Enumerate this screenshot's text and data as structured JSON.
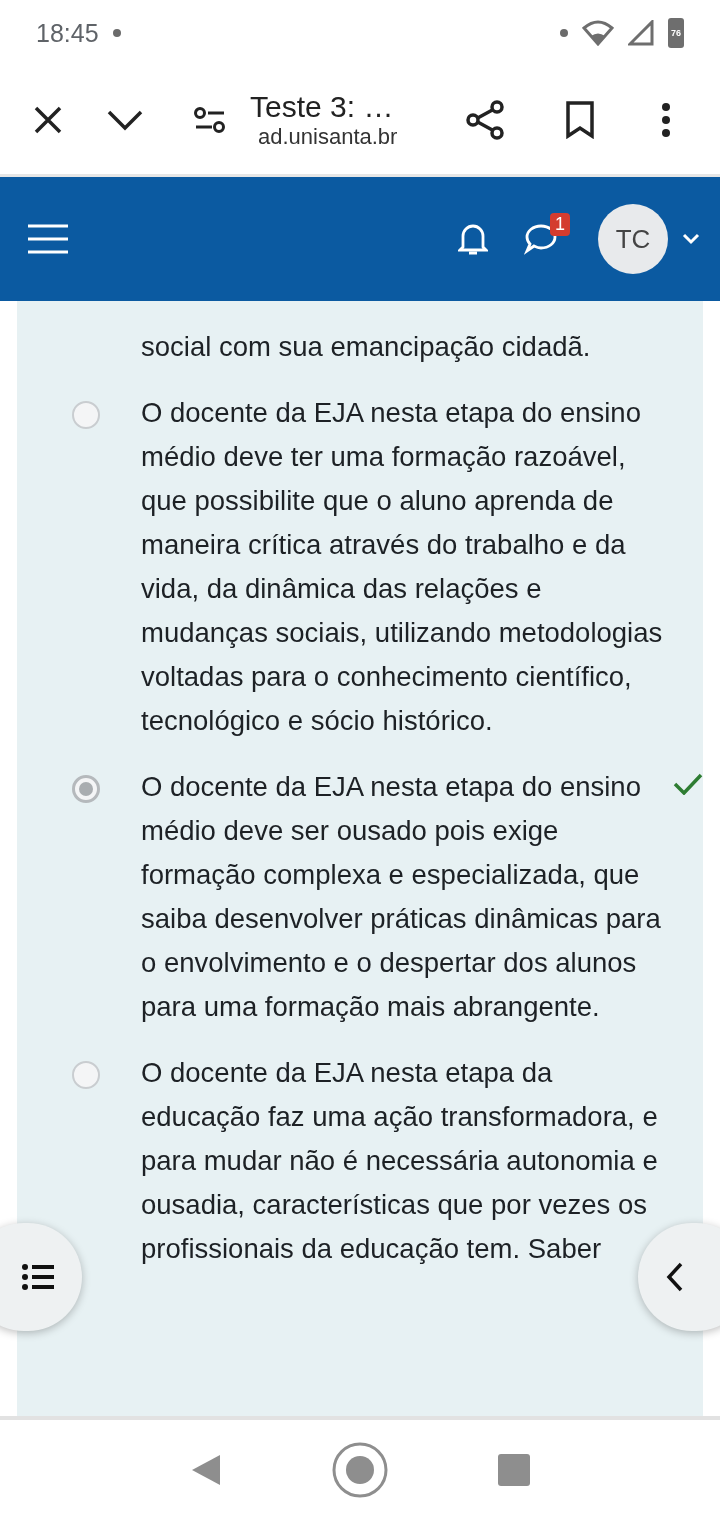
{
  "status_bar": {
    "time": "18:45",
    "battery": "76"
  },
  "browser_bar": {
    "title": "Teste 3: …",
    "url": "ad.unisanta.br"
  },
  "header": {
    "messages_badge": "1",
    "avatar": "TC"
  },
  "previous_option_end": "social com sua emancipação cidadã.",
  "options": [
    {
      "text": "O docente da EJA nesta etapa do ensino médio deve ter uma formação razoável, que possibilite que o aluno aprenda de maneira crítica através do trabalho e da vida, da dinâmica das relações e mudanças sociais, utilizando metodologias voltadas para o conhecimento científico, tecnológico e sócio histórico.",
      "selected": false,
      "correct": false
    },
    {
      "text": "O docente da EJA nesta etapa do ensino médio deve ser ousado pois exige formação complexa e especializada, que saiba desenvolver práticas dinâmicas para o envolvimento e o despertar dos alunos para uma formação mais abrangente.",
      "selected": true,
      "correct": true
    },
    {
      "text": "O docente da EJA nesta etapa da educação faz uma ação transformadora, e para mudar não é necessária autonomia e ousadia, características que por vezes os profissionais da educação tem. Saber",
      "selected": false,
      "correct": false
    }
  ]
}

--- Task details ---
All of the lines above should be printed exactly, minus the pictures.

--- Output ---
Enumerate this screenshot's text and data as structured JSON.
{
  "status_bar": {
    "time": "18:45",
    "battery": "76"
  },
  "browser_bar": {
    "title": "Teste 3: …",
    "url": "ad.unisanta.br"
  },
  "header": {
    "messages_badge": "1",
    "avatar": "TC"
  },
  "previous_option_end": "social com sua emancipação cidadã.",
  "options": [
    {
      "text": "O docente da EJA nesta etapa do ensino médio deve ter uma formação razoável, que possibilite que o aluno aprenda de maneira crítica através do trabalho e da vida, da dinâmica das relações e mudanças sociais, utilizando metodologias voltadas para o conhecimento científico, tecnológico e sócio histórico.",
      "selected": false,
      "correct": false
    },
    {
      "text": "O docente da EJA nesta etapa do ensino médio deve ser ousado pois exige formação complexa e especializada, que saiba desenvolver práticas dinâmicas para o envolvimento e o despertar dos alunos para uma formação mais abrangente.",
      "selected": true,
      "correct": true
    },
    {
      "text": "O docente da EJA nesta etapa da educação faz uma ação transformadora, e para mudar não é necessária autonomia e ousadia, características que por vezes os profissionais da educação tem. Saber",
      "selected": false,
      "correct": false
    }
  ]
}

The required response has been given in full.